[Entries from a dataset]
○ ○ ○
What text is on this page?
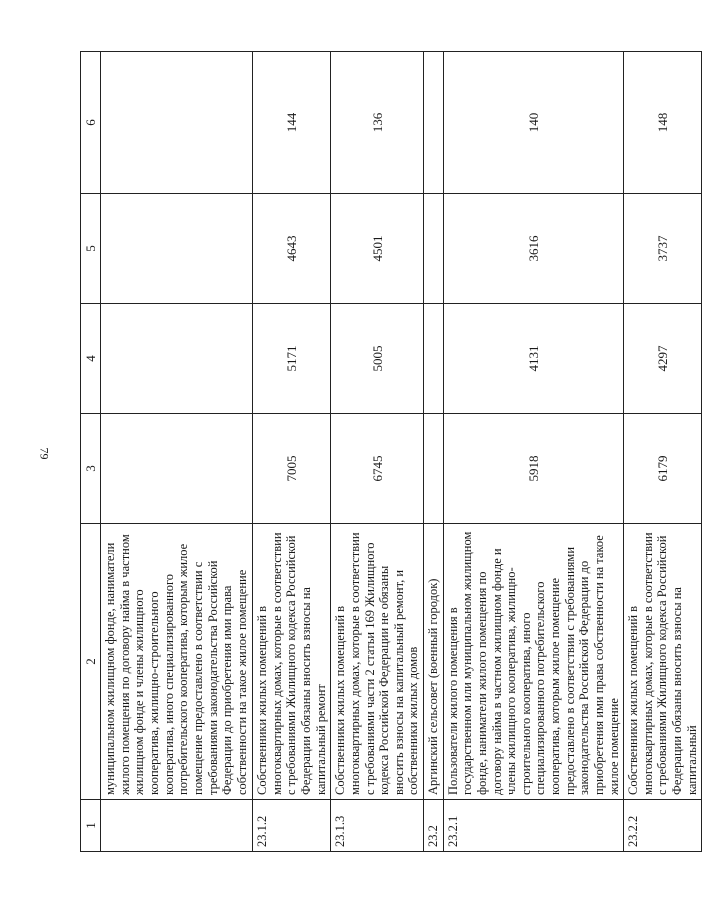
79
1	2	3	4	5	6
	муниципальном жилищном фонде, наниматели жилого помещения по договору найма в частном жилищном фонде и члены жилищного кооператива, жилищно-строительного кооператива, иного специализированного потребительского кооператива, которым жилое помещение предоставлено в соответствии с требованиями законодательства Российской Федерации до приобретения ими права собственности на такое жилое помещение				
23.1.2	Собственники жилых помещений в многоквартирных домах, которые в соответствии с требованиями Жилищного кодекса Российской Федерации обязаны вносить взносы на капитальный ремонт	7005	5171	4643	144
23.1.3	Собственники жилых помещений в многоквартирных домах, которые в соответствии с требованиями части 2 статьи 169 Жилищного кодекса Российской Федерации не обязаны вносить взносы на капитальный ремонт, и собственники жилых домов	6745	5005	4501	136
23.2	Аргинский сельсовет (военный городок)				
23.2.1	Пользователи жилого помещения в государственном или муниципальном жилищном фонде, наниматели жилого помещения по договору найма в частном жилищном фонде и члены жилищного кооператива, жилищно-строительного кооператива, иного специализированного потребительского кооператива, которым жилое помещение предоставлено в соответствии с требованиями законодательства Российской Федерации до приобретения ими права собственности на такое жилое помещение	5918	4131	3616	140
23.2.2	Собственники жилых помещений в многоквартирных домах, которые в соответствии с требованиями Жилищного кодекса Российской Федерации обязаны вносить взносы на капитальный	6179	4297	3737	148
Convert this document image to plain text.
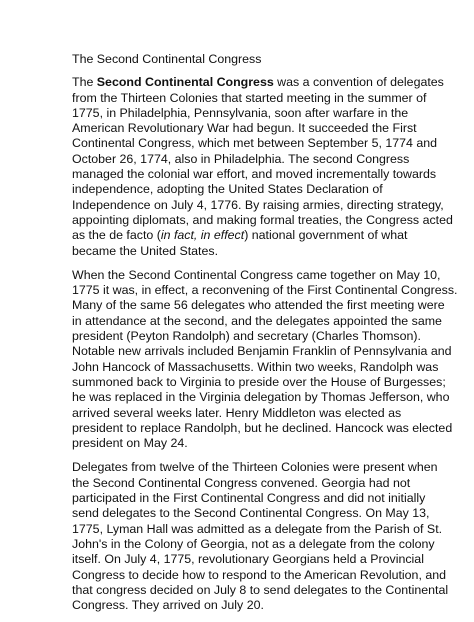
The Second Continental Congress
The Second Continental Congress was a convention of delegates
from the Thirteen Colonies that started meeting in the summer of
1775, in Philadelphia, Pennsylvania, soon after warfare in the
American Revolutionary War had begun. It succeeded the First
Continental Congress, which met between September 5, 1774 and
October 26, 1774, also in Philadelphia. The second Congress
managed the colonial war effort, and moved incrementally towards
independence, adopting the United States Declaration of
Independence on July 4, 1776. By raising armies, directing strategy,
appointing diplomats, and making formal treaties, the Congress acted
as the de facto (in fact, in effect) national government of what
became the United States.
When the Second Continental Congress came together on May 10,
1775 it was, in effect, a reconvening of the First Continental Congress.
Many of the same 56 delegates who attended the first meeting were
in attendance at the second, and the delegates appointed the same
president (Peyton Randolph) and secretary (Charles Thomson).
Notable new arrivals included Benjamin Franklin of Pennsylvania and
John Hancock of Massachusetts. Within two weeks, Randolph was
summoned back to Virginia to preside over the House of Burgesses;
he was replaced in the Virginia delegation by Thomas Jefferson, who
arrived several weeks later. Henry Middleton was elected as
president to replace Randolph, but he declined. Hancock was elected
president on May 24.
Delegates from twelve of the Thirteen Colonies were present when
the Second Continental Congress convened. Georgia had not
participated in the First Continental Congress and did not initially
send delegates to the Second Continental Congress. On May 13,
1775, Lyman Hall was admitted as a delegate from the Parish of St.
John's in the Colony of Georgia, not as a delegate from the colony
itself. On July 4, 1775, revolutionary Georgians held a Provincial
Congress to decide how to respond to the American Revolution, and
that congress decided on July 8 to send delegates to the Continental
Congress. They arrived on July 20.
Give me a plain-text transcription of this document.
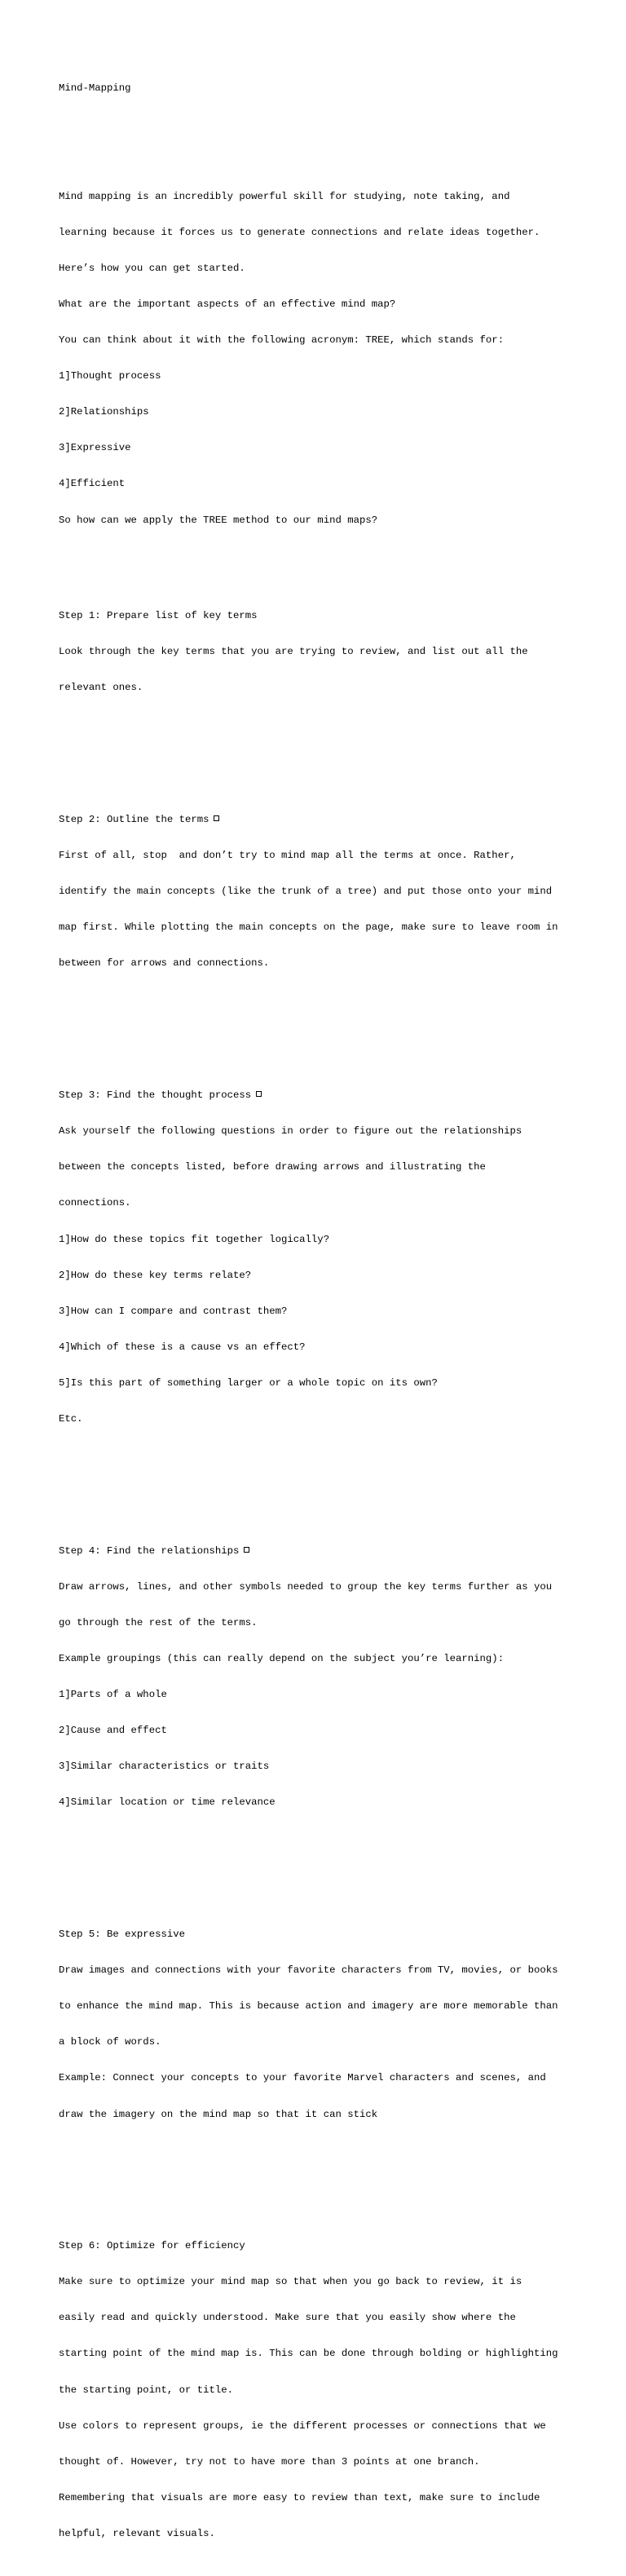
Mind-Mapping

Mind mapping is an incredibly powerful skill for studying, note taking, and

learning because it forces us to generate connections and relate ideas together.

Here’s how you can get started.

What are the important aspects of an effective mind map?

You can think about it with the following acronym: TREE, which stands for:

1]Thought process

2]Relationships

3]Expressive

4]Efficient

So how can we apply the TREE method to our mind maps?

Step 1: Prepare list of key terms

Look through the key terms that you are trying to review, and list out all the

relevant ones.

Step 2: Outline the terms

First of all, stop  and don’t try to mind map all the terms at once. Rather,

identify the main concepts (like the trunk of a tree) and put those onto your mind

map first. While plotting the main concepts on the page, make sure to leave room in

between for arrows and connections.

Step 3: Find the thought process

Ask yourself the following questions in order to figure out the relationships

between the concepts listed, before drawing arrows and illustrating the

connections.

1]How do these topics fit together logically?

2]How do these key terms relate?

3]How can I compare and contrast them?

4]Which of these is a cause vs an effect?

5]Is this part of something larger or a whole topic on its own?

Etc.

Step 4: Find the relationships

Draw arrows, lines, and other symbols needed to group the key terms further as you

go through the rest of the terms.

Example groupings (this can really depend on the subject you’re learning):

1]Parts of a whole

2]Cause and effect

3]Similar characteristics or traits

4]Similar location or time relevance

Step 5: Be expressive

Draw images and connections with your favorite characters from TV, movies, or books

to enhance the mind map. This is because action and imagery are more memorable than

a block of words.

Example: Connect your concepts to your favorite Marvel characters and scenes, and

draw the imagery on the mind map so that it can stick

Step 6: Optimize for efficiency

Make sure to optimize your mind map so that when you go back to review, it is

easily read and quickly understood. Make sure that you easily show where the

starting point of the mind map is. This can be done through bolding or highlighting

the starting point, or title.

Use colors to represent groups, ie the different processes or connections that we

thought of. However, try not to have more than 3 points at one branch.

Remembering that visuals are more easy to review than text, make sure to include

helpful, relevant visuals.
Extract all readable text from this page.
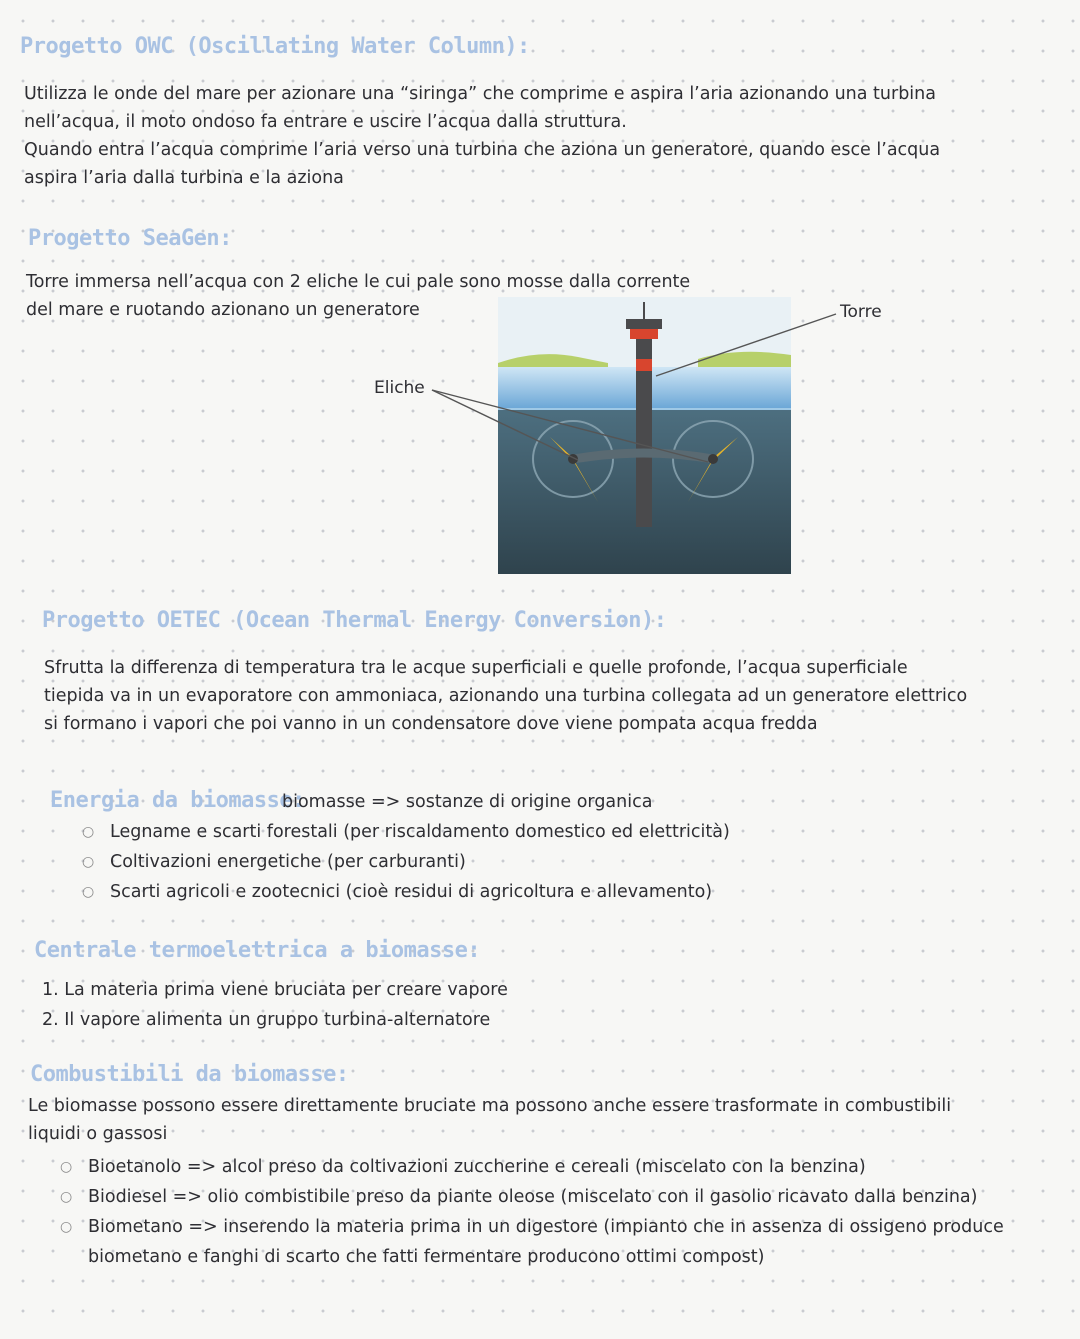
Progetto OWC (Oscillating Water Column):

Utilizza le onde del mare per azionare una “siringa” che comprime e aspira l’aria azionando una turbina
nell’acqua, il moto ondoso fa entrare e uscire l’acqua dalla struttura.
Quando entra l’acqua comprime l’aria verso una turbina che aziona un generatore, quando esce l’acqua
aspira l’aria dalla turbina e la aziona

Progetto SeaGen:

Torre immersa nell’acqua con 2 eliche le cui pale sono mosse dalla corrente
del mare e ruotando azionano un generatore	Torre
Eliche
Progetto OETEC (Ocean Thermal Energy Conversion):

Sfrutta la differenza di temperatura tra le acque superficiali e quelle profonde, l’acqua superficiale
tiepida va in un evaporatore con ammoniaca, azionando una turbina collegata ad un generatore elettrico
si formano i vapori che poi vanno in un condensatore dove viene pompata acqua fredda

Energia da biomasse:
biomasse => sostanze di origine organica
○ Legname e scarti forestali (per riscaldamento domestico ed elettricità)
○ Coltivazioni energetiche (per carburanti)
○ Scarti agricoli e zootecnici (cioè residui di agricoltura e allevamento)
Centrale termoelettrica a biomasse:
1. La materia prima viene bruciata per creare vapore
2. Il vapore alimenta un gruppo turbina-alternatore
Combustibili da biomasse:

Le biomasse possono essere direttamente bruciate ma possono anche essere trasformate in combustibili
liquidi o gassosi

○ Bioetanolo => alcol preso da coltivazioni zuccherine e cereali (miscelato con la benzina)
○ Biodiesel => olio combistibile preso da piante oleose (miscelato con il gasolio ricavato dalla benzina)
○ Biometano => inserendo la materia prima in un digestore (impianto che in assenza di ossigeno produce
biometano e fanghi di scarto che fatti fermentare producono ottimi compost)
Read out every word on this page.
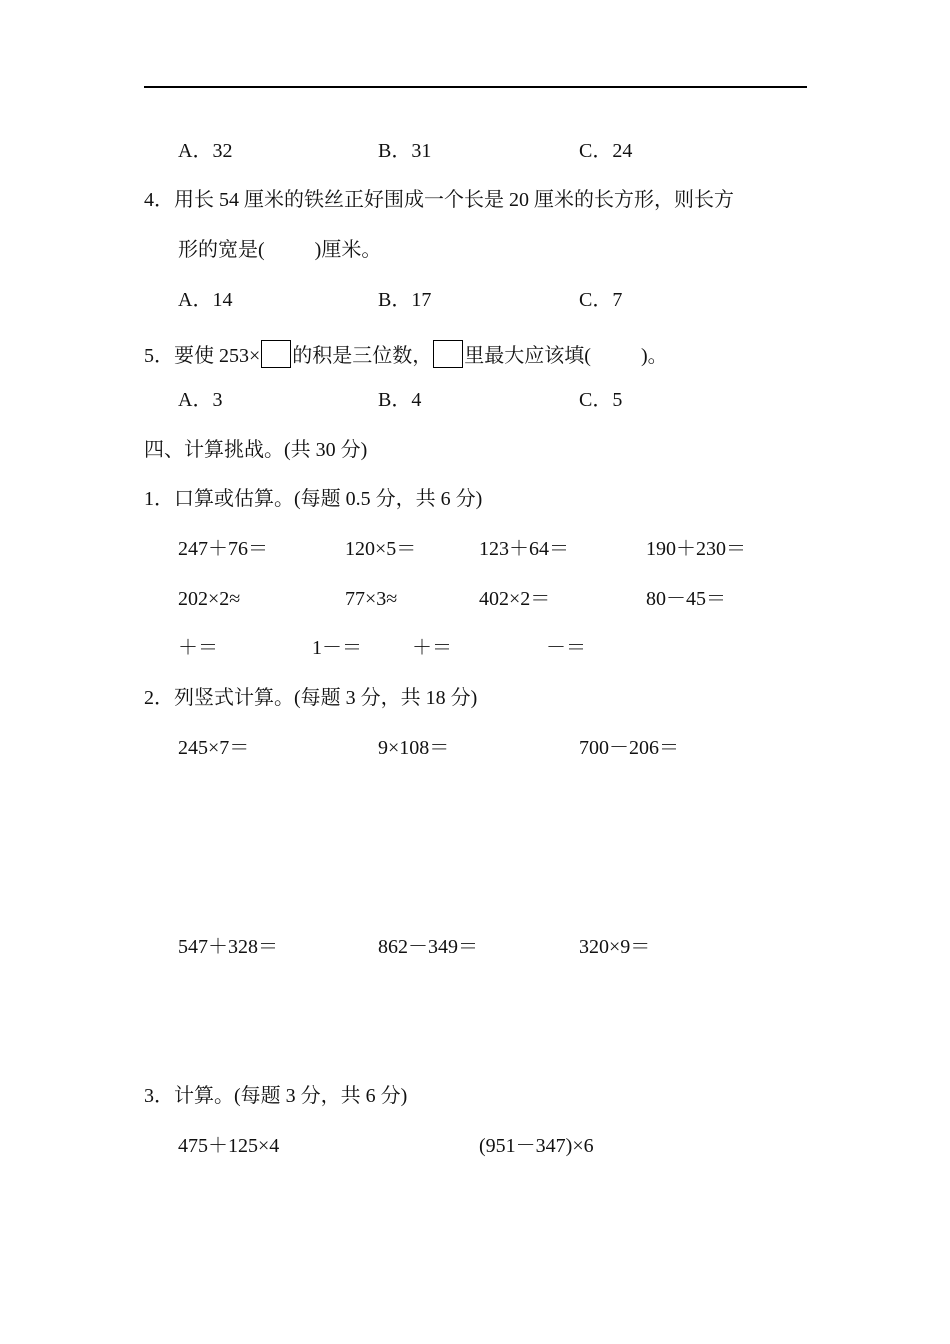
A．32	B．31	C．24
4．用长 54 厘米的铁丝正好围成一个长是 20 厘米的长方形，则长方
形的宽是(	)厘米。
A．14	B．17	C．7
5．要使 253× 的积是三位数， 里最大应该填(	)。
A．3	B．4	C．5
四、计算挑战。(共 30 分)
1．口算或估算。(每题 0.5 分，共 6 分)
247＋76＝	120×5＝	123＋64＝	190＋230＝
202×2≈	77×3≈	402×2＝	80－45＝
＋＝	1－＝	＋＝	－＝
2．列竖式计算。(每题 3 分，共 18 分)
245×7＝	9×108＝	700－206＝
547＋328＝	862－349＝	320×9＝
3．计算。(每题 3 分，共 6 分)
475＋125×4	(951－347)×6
○ ○ ○
TASK INSTRUCTIONS.
Reproduce each line exactly as it appears, omitting the pictures.

EXPECTED ANSWER.
What text is on this page?
79
1	2	3	4	5	6
	муниципальном жилищном фонде, наниматели жилого помещения по договору найма в частном жилищном фонде и члены жилищного кооператива, жилищно-строительного кооператива, иного специализированного потребительского кооператива, которым жилое помещение предоставлено в соответствии с требованиями законодательства Российской Федерации до приобретения ими права собственности на такое жилое помещение				
23.1.2	Собственники жилых помещений в многоквартирных домах, которые в соответствии с требованиями Жилищного кодекса Российской Федерации обязаны вносить взносы на капитальный ремонт	7005	5171	4643	144
23.1.3	Собственники жилых помещений в многоквартирных домах, которые в соответствии с требованиями части 2 статьи 169 Жилищного кодекса Российской Федерации не обязаны вносить взносы на капитальный ремонт, и собственники жилых домов	6745	5005	4501	136
23.2	Аргинский сельсовет (военный городок)				
23.2.1	Пользователи жилого помещения в государственном или муниципальном жилищном фонде, наниматели жилого помещения по договору найма в частном жилищном фонде и члены жилищного кооператива, жилищно-строительного кооператива, иного специализированного потребительского кооператива, которым жилое помещение предоставлено в соответствии с требованиями законодательства Российской Федерации до приобретения ими права собственности на такое жилое помещение	5918	4131	3616	140
23.2.2	Собственники жилых помещений в многоквартирных домах, которые в соответствии с требованиями Жилищного кодекса Российской Федерации обязаны вносить взносы на капитальный	6179	4297	3737	148
Convert this document image to plain text.
The Second Continental Congress
The Second Continental Congress was a convention of delegates
from the Thirteen Colonies that started meeting in the summer of
1775, in Philadelphia, Pennsylvania, soon after warfare in the
American Revolutionary War had begun. It succeeded the First
Continental Congress, which met between September 5, 1774 and
October 26, 1774, also in Philadelphia. The second Congress
managed the colonial war effort, and moved incrementally towards
independence, adopting the United States Declaration of
Independence on July 4, 1776. By raising armies, directing strategy,
appointing diplomats, and making formal treaties, the Congress acted
as the de facto (in fact, in effect) national government of what
became the United States.
When the Second Continental Congress came together on May 10,
1775 it was, in effect, a reconvening of the First Continental Congress.
Many of the same 56 delegates who attended the first meeting were
in attendance at the second, and the delegates appointed the same
president (Peyton Randolph) and secretary (Charles Thomson).
Notable new arrivals included Benjamin Franklin of Pennsylvania and
John Hancock of Massachusetts. Within two weeks, Randolph was
summoned back to Virginia to preside over the House of Burgesses;
he was replaced in the Virginia delegation by Thomas Jefferson, who
arrived several weeks later. Henry Middleton was elected as
president to replace Randolph, but he declined. Hancock was elected
president on May 24.
Delegates from twelve of the Thirteen Colonies were present when
the Second Continental Congress convened. Georgia had not
participated in the First Continental Congress and did not initially
send delegates to the Second Continental Congress. On May 13,
1775, Lyman Hall was admitted as a delegate from the Parish of St.
John's in the Colony of Georgia, not as a delegate from the colony
itself. On July 4, 1775, revolutionary Georgians held a Provincial
Congress to decide how to respond to the American Revolution, and
that congress decided on July 8 to send delegates to the Continental
Congress. They arrived on July 20.
Give me a plain-text transcription of this document.
Mind-Mapping

Mind mapping is an incredibly powerful skill for studying, note taking, and

learning because it forces us to generate connections and relate ideas together.

Here’s how you can get started.

What are the important aspects of an effective mind map?

You can think about it with the following acronym: TREE, which stands for:

1]Thought process

2]Relationships

3]Expressive

4]Efficient

So how can we apply the TREE method to our mind maps?

Step 1: Prepare list of key terms

Look through the key terms that you are trying to review, and list out all the

relevant ones.

Step 2: Outline the terms

First of all, stop  and don’t try to mind map all the terms at once. Rather,

identify the main concepts (like the trunk of a tree) and put those onto your mind

map first. While plotting the main concepts on the page, make sure to leave room in

between for arrows and connections.

Step 3: Find the thought process

Ask yourself the following questions in order to figure out the relationships

between the concepts listed, before drawing arrows and illustrating the

connections.

1]How do these topics fit together logically?

2]How do these key terms relate?

3]How can I compare and contrast them?

4]Which of these is a cause vs an effect?

5]Is this part of something larger or a whole topic on its own?

Etc.

Step 4: Find the relationships

Draw arrows, lines, and other symbols needed to group the key terms further as you

go through the rest of the terms.

Example groupings (this can really depend on the subject you’re learning):

1]Parts of a whole

2]Cause and effect

3]Similar characteristics or traits

4]Similar location or time relevance

Step 5: Be expressive

Draw images and connections with your favorite characters from TV, movies, or books

to enhance the mind map. This is because action and imagery are more memorable than

a block of words.

Example: Connect your concepts to your favorite Marvel characters and scenes, and

draw the imagery on the mind map so that it can stick

Step 6: Optimize for efficiency

Make sure to optimize your mind map so that when you go back to review, it is

easily read and quickly understood. Make sure that you easily show where the

starting point of the mind map is. This can be done through bolding or highlighting

the starting point, or title.

Use colors to represent groups, ie the different processes or connections that we

thought of. However, try not to have more than 3 points at one branch.

Remembering that visuals are more easy to review than text, make sure to include

helpful, relevant visuals.
Extract all readable text from this page.
Progetto OWC (Oscillating Water Column):

Utilizza le onde del mare per azionare una “siringa” che comprime e aspira l’aria azionando una turbina
nell’acqua, il moto ondoso fa entrare e uscire l’acqua dalla struttura.
Quando entra l’acqua comprime l’aria verso una turbina che aziona un generatore, quando esce l’acqua
aspira l’aria dalla turbina e la aziona

Progetto SeaGen:

Torre immersa nell’acqua con 2 eliche le cui pale sono mosse dalla corrente
del mare e ruotando azionano un generatore	Torre
Eliche
Progetto OETEC (Ocean Thermal Energy Conversion):

Sfrutta la differenza di temperatura tra le acque superficiali e quelle profonde, l’acqua superficiale
tiepida va in un evaporatore con ammoniaca, azionando una turbina collegata ad un generatore elettrico
si formano i vapori che poi vanno in un condensatore dove viene pompata acqua fredda

Energia da biomasse:
biomasse => sostanze di origine organica
○ Legname e scarti forestali (per riscaldamento domestico ed elettricità)
○ Coltivazioni energetiche (per carburanti)
○ Scarti agricoli e zootecnici (cioè residui di agricoltura e allevamento)
Centrale termoelettrica a biomasse:
1. La materia prima viene bruciata per creare vapore
2. Il vapore alimenta un gruppo turbina-alternatore
Combustibili da biomasse:

Le biomasse possono essere direttamente bruciate ma possono anche essere trasformate in combustibili
liquidi o gassosi

○ Bioetanolo => alcol preso da coltivazioni zuccherine e cereali (miscelato con la benzina)
○ Biodiesel => olio combistibile preso da piante oleose (miscelato con il gasolio ricavato dalla benzina)
○ Biometano => inserendo la materia prima in un digestore (impianto che in assenza di ossigeno produce
biometano e fanghi di scarto che fatti fermentare producono ottimi compost)
Read out every word on this page.
A．32	B．31	C．24
4．用长 54 厘米的铁丝正好围成一个长是 20 厘米的长方形，则长方
形的宽是(	)厘米。
A．14	B．17	C．7
5．要使 253× 的积是三位数， 里最大应该填(	)。
A．3	B．4	C．5
四、计算挑战。(共 30 分)
1．口算或估算。(每题 0.5 分，共 6 分)
247＋76＝	120×5＝	123＋64＝	190＋230＝
202×2≈	77×3≈	402×2＝	80－45＝
＋＝	1－＝	＋＝	－＝
2．列竖式计算。(每题 3 分，共 18 分)
245×7＝	9×108＝	700－206＝
547＋328＝	862－349＝	320×9＝
3．计算。(每题 3 分，共 6 分)
475＋125×4	(951－347)×6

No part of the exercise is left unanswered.